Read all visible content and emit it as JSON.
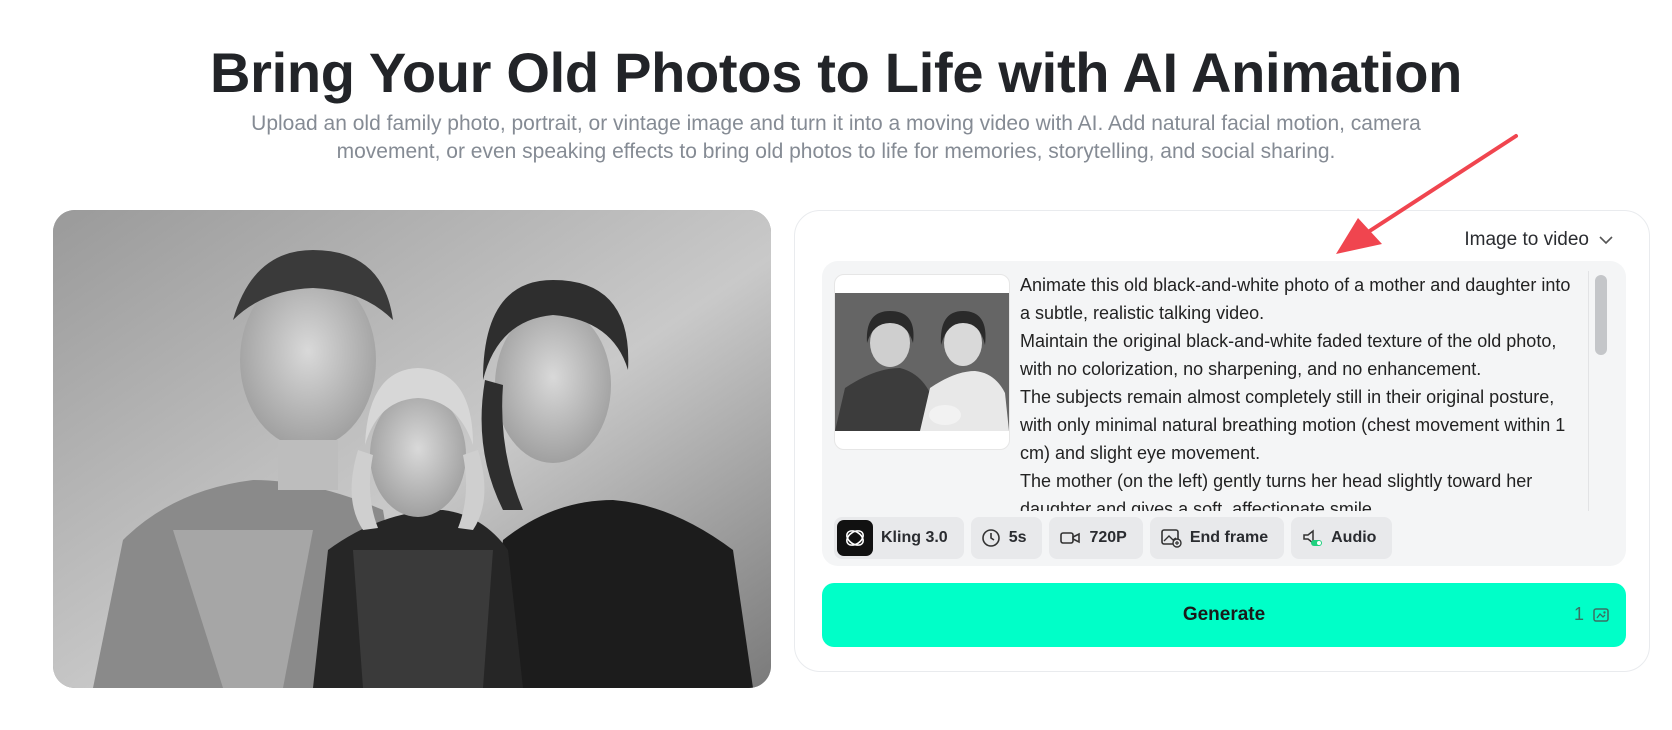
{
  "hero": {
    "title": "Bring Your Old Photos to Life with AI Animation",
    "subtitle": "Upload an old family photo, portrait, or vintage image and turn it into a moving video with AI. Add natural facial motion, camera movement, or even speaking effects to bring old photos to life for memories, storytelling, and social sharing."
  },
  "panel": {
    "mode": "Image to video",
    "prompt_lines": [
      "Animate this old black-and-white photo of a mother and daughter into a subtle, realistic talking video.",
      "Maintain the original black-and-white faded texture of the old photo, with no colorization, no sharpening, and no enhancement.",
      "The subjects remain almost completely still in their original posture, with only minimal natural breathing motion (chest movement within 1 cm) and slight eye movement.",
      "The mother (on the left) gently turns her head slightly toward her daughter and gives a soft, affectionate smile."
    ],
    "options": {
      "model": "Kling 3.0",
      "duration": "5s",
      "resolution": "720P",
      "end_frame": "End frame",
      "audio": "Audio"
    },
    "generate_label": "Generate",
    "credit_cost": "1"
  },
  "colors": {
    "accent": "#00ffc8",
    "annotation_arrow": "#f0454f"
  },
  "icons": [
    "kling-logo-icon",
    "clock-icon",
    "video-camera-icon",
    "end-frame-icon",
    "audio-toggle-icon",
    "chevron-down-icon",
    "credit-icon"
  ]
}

WRITTEN EXERCISE: Omit each picture, then return all of the listing exactly as it stands.

THE OUTPUT:
Read all visible content and emit it as JSON.
{
  "hero": {
    "title": "Bring Your Old Photos to Life with AI Animation",
    "subtitle": "Upload an old family photo, portrait, or vintage image and turn it into a moving video with AI. Add natural facial motion, camera movement, or even speaking effects to bring old photos to life for memories, storytelling, and social sharing."
  },
  "panel": {
    "mode": "Image to video",
    "prompt_lines": [
      "Animate this old black-and-white photo of a mother and daughter into a subtle, realistic talking video.",
      "Maintain the original black-and-white faded texture of the old photo, with no colorization, no sharpening, and no enhancement.",
      "The subjects remain almost completely still in their original posture, with only minimal natural breathing motion (chest movement within 1 cm) and slight eye movement.",
      "The mother (on the left) gently turns her head slightly toward her daughter and gives a soft, affectionate smile."
    ],
    "options": {
      "model": "Kling 3.0",
      "duration": "5s",
      "resolution": "720P",
      "end_frame": "End frame",
      "audio": "Audio"
    },
    "generate_label": "Generate",
    "credit_cost": "1"
  },
  "colors": {
    "accent": "#00ffc8",
    "annotation_arrow": "#f0454f"
  },
  "icons": [
    "kling-logo-icon",
    "clock-icon",
    "video-camera-icon",
    "end-frame-icon",
    "audio-toggle-icon",
    "chevron-down-icon",
    "credit-icon"
  ]
}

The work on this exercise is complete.